(Exercise)
Every line that contains the word "rozważam" should be copied.

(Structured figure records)
###

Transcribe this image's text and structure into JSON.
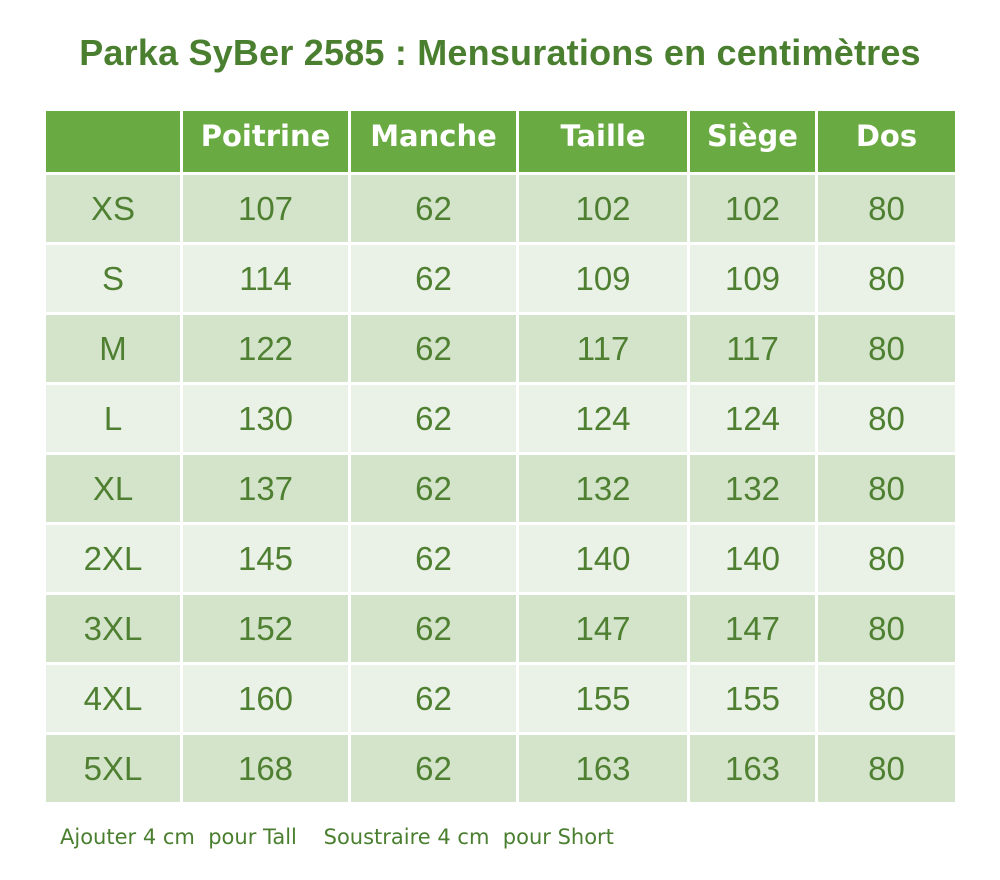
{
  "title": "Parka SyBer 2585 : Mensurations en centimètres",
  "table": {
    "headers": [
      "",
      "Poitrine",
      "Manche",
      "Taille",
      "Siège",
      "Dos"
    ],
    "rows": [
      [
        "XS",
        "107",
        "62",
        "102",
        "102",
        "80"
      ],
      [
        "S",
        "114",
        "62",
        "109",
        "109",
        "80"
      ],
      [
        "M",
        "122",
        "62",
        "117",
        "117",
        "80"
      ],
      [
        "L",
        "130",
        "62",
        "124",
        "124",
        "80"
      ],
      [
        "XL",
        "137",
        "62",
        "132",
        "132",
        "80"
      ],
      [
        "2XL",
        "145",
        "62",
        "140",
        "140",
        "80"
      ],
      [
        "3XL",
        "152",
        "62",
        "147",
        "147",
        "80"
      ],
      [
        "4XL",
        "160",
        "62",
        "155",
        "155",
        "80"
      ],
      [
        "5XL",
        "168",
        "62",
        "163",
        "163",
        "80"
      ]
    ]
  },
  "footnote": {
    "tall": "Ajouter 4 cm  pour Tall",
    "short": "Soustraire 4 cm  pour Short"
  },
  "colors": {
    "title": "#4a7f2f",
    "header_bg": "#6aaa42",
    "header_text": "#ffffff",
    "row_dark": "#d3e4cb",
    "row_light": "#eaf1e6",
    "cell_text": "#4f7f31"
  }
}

###

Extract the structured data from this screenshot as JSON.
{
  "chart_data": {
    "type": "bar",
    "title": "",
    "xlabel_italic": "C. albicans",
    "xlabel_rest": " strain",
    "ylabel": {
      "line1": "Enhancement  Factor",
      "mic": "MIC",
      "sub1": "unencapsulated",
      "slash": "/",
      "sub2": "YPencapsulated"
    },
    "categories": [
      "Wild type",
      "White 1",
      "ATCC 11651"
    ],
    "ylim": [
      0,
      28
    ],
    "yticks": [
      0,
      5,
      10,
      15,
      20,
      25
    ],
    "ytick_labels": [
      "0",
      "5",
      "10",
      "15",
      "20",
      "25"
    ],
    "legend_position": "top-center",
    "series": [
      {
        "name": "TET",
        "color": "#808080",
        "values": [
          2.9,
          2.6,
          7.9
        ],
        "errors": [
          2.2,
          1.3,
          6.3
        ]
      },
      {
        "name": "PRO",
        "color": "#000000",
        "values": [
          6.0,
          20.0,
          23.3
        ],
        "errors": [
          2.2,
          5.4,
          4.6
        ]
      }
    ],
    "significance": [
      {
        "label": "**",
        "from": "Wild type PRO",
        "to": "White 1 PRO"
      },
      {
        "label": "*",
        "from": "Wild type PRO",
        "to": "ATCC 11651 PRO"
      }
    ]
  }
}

###

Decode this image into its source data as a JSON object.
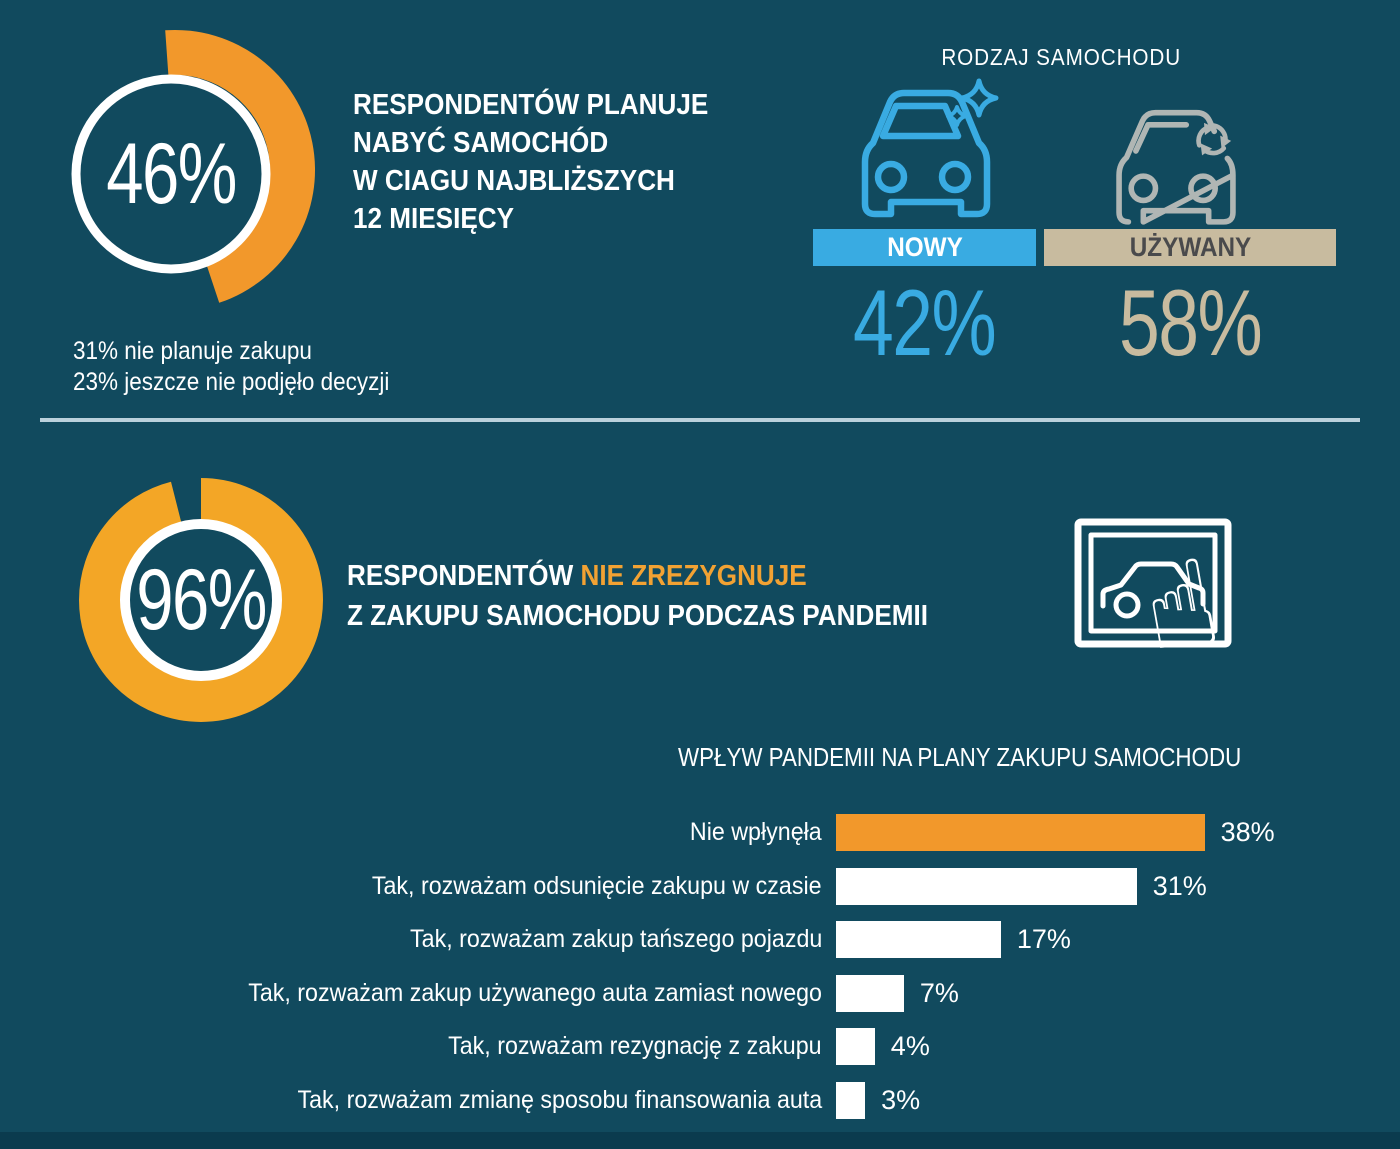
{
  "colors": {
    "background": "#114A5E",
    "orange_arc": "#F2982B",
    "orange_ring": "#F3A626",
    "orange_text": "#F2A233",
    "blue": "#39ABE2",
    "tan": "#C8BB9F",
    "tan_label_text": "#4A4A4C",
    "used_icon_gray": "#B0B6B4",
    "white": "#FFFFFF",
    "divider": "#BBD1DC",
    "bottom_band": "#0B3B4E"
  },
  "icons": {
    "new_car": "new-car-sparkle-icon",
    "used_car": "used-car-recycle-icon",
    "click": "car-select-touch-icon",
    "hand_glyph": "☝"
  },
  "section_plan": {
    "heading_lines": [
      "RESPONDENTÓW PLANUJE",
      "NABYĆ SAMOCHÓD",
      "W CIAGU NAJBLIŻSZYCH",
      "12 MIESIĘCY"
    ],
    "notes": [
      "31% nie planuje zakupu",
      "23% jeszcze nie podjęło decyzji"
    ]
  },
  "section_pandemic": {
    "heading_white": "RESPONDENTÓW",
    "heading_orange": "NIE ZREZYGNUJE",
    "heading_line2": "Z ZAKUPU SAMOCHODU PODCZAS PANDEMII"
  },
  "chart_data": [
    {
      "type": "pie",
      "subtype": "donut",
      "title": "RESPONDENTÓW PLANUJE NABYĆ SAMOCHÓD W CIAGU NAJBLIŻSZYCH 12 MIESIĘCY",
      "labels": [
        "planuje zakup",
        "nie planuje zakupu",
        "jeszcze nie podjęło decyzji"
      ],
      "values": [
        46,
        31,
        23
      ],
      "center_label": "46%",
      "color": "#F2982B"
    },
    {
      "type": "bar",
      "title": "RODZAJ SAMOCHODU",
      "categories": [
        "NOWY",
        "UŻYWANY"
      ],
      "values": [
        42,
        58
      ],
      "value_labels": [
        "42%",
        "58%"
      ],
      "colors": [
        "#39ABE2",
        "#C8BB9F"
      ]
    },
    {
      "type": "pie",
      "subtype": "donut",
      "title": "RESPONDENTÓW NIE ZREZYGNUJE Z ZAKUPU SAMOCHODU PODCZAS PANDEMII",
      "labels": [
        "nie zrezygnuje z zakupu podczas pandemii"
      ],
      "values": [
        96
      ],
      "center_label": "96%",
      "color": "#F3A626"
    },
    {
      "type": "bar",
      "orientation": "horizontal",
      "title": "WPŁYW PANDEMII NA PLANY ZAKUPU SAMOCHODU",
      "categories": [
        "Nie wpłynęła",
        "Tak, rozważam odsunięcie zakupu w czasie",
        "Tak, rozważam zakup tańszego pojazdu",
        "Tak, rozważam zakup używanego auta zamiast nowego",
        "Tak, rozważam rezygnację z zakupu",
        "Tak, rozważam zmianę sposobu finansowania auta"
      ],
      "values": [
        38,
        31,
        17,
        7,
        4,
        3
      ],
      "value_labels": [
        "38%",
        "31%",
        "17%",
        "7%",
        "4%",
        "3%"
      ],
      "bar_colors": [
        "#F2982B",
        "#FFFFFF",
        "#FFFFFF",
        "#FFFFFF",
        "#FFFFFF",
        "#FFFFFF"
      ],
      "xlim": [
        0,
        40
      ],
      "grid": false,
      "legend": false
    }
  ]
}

###

(Exercise result)
        "Tak, rozważam odsunięcie zakupu w czasie",
        "Tak, rozważam zakup tańszego pojazdu",
        "Tak, rozważam zakup używanego auta zamiast nowego",
        "Tak, rozważam rezygnację z zakupu",
        "Tak, rozważam zmianę sposobu finansowania auta"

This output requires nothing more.